### Challenge
Filter for the word "розміру" and keep each matching line.

### Data entries
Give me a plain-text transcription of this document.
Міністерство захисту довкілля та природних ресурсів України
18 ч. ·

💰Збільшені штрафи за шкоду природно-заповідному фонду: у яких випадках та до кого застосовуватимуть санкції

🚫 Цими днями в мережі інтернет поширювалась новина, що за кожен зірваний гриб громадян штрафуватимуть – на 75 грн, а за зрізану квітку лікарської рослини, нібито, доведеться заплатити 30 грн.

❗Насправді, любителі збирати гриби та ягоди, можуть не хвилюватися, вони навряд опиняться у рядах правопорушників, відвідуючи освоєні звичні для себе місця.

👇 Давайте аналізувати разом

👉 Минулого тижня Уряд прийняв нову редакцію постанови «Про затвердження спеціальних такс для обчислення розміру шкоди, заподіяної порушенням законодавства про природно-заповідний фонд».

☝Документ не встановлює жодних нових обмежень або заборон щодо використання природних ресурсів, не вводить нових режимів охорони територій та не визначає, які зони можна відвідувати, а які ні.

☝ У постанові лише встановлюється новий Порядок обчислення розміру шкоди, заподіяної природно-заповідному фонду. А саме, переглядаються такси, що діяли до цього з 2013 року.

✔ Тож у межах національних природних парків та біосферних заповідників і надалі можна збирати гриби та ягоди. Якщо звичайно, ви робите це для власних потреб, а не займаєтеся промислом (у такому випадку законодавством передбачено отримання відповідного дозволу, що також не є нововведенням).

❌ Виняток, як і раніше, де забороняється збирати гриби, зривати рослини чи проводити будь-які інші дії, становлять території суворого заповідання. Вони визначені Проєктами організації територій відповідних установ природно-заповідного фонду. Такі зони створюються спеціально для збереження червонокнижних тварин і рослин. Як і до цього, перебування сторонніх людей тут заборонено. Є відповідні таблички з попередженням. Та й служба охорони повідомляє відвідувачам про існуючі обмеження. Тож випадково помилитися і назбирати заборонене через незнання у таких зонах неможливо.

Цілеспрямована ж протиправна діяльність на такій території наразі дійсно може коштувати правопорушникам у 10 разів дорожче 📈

### Response
👉 Минулого тижня Уряд прийняв нову редакцію постанови «Про затвердження спеціальних такс для обчислення розміру шкоди, заподіяної порушенням законодавства про природно-заповідний фонд».
☝ У постанові лише встановлюється новий Порядок обчислення розміру шкоди, заподіяної природно-заповідному фонду. А саме, переглядаються такси, що діяли до цього з 2013 року.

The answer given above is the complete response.